# What is needed
Can you reproduce every one of the records below word for word, leaving the pictures out?

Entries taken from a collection
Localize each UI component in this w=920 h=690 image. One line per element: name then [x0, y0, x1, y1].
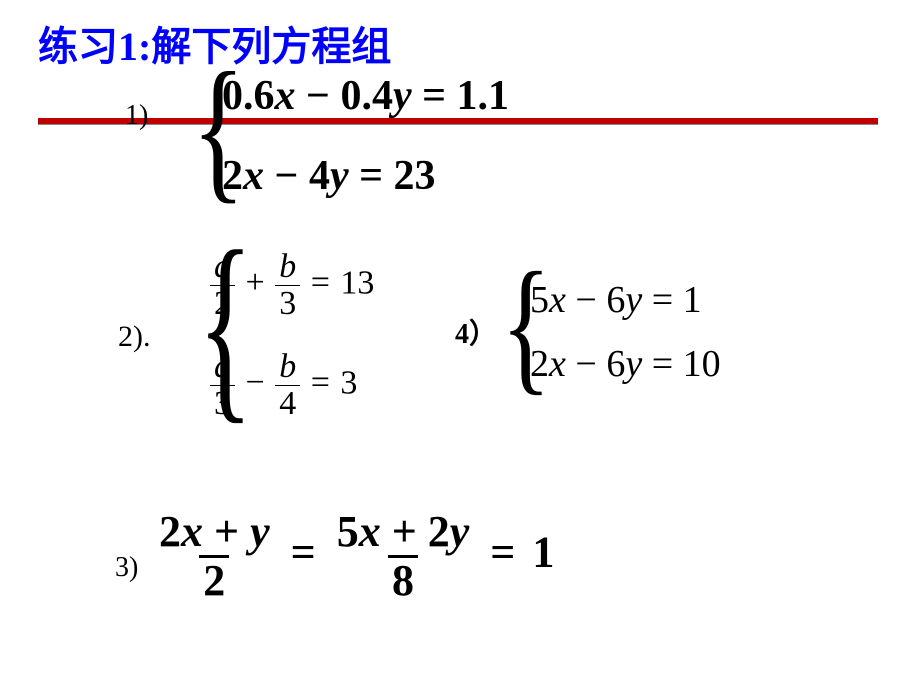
problem-1-eq2: 2x − 4y = 23 — [222, 152, 436, 200]
problem-4-eq2: 2x − 6y = 10 — [530, 342, 721, 386]
problem-4-eq1: 5x − 6y = 1 — [530, 278, 702, 322]
problem-4-label: 4） — [455, 312, 497, 352]
problem-3-eq: 2x + y 2 = 5x + 2y 8 = 1 — [155, 510, 554, 603]
problem-2-eq2: a3 − b4 = 3 — [210, 350, 357, 421]
problem-2-eq1: a2 + b3 = 13 — [210, 250, 374, 321]
problem-1-label: 1) — [125, 100, 148, 132]
problem-1-eq1: 0.6x − 0.4y = 1.1 — [222, 72, 509, 120]
problem-3-label: 3) — [115, 552, 138, 584]
problem-2-label: 2). — [118, 320, 151, 354]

# Worked answer
Localize each UI component in this w=920 h=690 image. One line per element: name then [x0, y0, x1, y1].
problem-1-eq2: 2x − 4y = 23 — [222, 152, 436, 200]
problem-4-eq2: 2x − 6y = 10 — [530, 342, 721, 386]
problem-4-eq1: 5x − 6y = 1 — [530, 278, 702, 322]
problem-4-label: 4） — [455, 312, 497, 352]
problem-3-eq: 2x + y 2 = 5x + 2y 8 = 1 — [155, 510, 554, 603]
problem-2-eq2: a3 − b4 = 3 — [210, 350, 357, 421]
problem-2-eq1: a2 + b3 = 13 — [210, 250, 374, 321]
problem-1-label: 1) — [125, 100, 148, 132]
problem-1-eq1: 0.6x − 0.4y = 1.1 — [222, 72, 509, 120]
problem-3-label: 3) — [115, 552, 138, 584]
problem-2-label: 2). — [118, 320, 151, 354]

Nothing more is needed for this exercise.